» **DO THIS**: Review the material and extract every line in which the word "indirizzo" occurs.

[Saved data entries]
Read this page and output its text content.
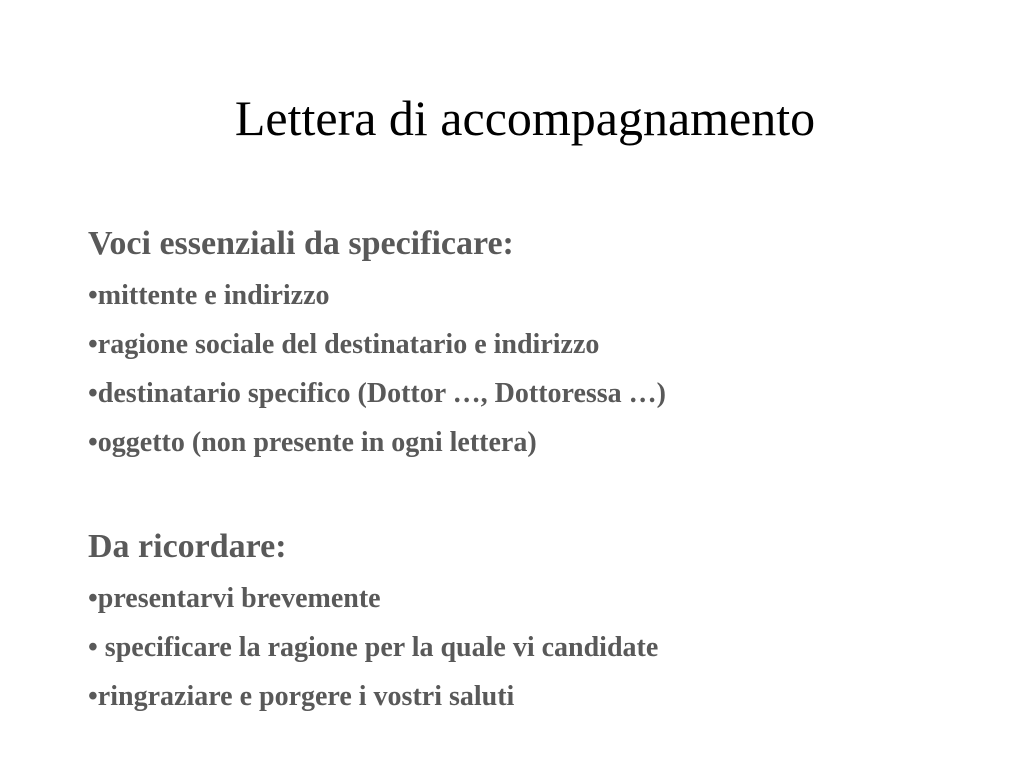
Lettera di accompagnamento
Voci essenziali da specificare:
•mittente e indirizzo
•ragione sociale del destinatario e indirizzo
•destinatario specifico (Dottor …, Dottoressa …)
•oggetto (non presente in ogni lettera)
Da ricordare:
•presentarvi brevemente
• specificare la ragione per la quale vi candidate
•ringraziare e porgere i vostri saluti
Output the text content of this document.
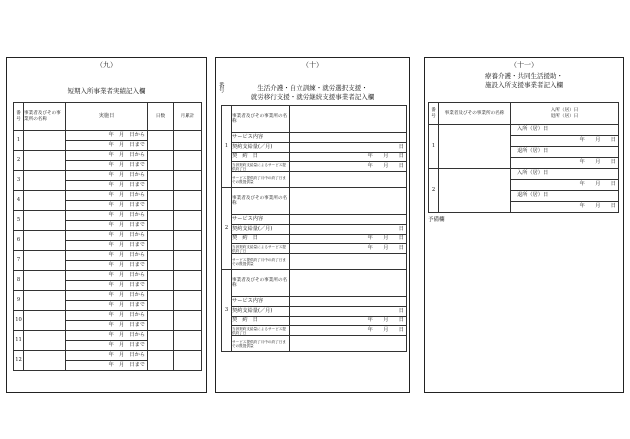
（九）
短期入所事業者実績記入欄
番号	事業者及びその事業所の名称	実施日	日数	月累計
1		年　月　日から		
		年　月　日まで		
2		年　月　日から		
		年　月　日まで		
3		年　月　日から		
		年　月　日まで		
4		年　月　日から		
		年　月　日まで		
5		年　月　日から		
		年　月　日まで		
6		年　月　日から		
		年　月　日まで		
7		年　月　日から		
		年　月　日まで		
8		年　月　日から		
		年　月　日まで		
9		年　月　日から		
		年　月　日まで		
10		年　月　日から		
		年　月　日まで		
11		年　月　日から		
		年　月　日まで		
12		年　月　日から		
		年　月　日まで		
（十）
生活介護・自立訓練・就労選択支援・
就労移行支援・就労継続支援事業者記入欄
番号
1	事業者及びその事業所の名称	
	サービス内容	
	契約支給量(／月)	日
	契　約　日	年　　月　　日
	当該契約支給量によるサービス提供終了日	年　　月　　日
	サービス提供終了月中の終了日までの既提供量	
2	事業者及びその事業所の名称	
	サービス内容	
	契約支給量(／月)	日
	契　約　日	年　　月　　日
	当該契約支給量によるサービス提供終了日	年　　月　　日
	サービス提供終了月中の終了日までの既提供量	
3	事業者及びその事業所の名称	
	サービス内容	
	契約支給量(／月)	日
	契　約　日	年　　月　　日
	当該契約支給量によるサービス提供終了日	年　　月　　日
	サービス提供終了月中の終了日までの既提供量	
（十一）
療養介護・共同生活援助・
施設入所支援事業者記入欄
番号	事業者及びその事業所の名称	入所（居）日
退所（居）日

1		入所（居）日
		年　　月　　日
		退所（居）日
		年　　月　　日
2		入所（居）日
		年　　月　　日
		退所（居）日
		年　　月　　日
予備欄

» **SOLUTION BELOW**:
•mittente e indirizzo
•ragione sociale del destinatario e indirizzo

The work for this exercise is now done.